___ Records provided

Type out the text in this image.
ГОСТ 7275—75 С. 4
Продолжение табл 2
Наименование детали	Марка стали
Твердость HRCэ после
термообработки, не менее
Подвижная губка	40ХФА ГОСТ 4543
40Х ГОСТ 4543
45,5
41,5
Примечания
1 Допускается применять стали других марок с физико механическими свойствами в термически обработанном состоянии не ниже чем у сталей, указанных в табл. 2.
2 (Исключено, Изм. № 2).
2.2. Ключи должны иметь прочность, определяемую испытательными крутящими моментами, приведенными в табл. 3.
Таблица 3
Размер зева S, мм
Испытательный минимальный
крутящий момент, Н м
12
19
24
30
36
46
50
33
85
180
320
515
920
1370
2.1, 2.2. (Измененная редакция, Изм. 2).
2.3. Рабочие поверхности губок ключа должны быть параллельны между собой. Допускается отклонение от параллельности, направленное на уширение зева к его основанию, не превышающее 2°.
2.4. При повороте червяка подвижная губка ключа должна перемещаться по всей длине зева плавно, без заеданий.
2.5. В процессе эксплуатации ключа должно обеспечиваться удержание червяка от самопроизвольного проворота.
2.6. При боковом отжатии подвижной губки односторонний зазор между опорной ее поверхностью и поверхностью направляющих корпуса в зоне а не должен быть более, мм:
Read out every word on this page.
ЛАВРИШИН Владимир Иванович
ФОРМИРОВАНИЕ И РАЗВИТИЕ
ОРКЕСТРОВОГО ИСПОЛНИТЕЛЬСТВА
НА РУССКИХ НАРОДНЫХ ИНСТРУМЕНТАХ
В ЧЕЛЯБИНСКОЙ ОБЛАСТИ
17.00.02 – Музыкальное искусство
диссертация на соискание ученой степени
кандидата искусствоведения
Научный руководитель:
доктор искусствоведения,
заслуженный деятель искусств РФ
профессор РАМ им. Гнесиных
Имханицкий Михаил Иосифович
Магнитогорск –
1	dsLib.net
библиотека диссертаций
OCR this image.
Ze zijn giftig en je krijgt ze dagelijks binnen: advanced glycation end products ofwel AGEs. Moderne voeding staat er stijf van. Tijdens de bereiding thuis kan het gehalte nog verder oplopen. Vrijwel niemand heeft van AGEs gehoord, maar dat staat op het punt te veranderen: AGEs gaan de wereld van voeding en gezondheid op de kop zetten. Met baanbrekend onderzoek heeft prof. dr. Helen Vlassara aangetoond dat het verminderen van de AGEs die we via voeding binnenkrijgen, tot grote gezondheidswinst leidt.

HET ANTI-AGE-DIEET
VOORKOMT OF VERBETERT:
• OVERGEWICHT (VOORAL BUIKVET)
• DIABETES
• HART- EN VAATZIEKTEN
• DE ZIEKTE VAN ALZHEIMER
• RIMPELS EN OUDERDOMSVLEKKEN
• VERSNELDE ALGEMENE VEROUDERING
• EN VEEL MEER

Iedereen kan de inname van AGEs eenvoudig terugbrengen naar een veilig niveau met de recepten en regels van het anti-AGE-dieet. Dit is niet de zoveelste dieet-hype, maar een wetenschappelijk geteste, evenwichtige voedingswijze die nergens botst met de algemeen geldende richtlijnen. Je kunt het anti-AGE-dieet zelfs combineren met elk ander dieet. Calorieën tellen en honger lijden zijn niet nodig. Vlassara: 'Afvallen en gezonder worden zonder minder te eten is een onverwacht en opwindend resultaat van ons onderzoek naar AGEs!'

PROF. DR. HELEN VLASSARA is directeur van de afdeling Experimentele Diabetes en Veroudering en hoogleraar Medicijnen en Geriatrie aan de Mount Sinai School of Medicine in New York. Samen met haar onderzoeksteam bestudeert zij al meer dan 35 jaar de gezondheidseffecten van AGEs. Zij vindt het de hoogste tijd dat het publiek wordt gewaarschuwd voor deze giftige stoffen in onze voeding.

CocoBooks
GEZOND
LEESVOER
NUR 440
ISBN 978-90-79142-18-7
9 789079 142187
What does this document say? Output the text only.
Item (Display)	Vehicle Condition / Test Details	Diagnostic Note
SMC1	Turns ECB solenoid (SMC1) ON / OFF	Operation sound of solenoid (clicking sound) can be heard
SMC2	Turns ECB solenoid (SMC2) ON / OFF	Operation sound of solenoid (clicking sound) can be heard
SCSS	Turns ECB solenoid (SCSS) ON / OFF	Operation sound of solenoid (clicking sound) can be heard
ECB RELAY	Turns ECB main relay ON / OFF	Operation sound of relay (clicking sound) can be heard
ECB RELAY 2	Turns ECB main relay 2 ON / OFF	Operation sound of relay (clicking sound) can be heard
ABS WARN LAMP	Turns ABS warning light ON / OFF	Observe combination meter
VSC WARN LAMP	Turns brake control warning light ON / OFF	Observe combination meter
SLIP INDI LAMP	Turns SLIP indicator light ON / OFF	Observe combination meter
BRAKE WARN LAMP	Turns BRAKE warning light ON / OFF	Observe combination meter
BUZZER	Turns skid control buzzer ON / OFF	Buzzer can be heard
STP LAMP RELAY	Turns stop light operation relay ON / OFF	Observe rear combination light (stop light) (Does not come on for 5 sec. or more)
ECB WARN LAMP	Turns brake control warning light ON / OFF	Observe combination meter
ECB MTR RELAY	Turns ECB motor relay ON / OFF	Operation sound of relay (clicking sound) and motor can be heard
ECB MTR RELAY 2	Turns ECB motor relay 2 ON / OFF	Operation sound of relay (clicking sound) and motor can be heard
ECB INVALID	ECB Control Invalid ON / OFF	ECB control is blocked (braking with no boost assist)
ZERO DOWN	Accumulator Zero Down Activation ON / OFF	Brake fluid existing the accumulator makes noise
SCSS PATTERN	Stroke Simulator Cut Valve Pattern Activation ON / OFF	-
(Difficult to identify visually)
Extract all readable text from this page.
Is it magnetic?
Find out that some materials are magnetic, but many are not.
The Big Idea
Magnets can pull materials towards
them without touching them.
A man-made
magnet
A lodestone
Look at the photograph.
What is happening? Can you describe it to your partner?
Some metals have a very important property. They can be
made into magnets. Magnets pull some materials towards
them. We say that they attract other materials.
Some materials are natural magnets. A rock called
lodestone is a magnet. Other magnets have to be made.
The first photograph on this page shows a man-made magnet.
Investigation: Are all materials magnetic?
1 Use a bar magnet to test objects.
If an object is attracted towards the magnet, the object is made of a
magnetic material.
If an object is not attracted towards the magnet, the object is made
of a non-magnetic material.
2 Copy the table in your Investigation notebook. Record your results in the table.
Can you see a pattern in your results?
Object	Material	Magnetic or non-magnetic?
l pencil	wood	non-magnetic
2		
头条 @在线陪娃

______

Exercise task =>
Within the listing above, copy each line that has the string "Activation".

Answer to this task =>
ZERO DOWN	Accumulator Zero Down Activation ON / OFF	Brake fluid existing the accumulator makes noise
SCSS PATTERN	Stroke Simulator Cut Valve Pattern Activation ON / OFF	-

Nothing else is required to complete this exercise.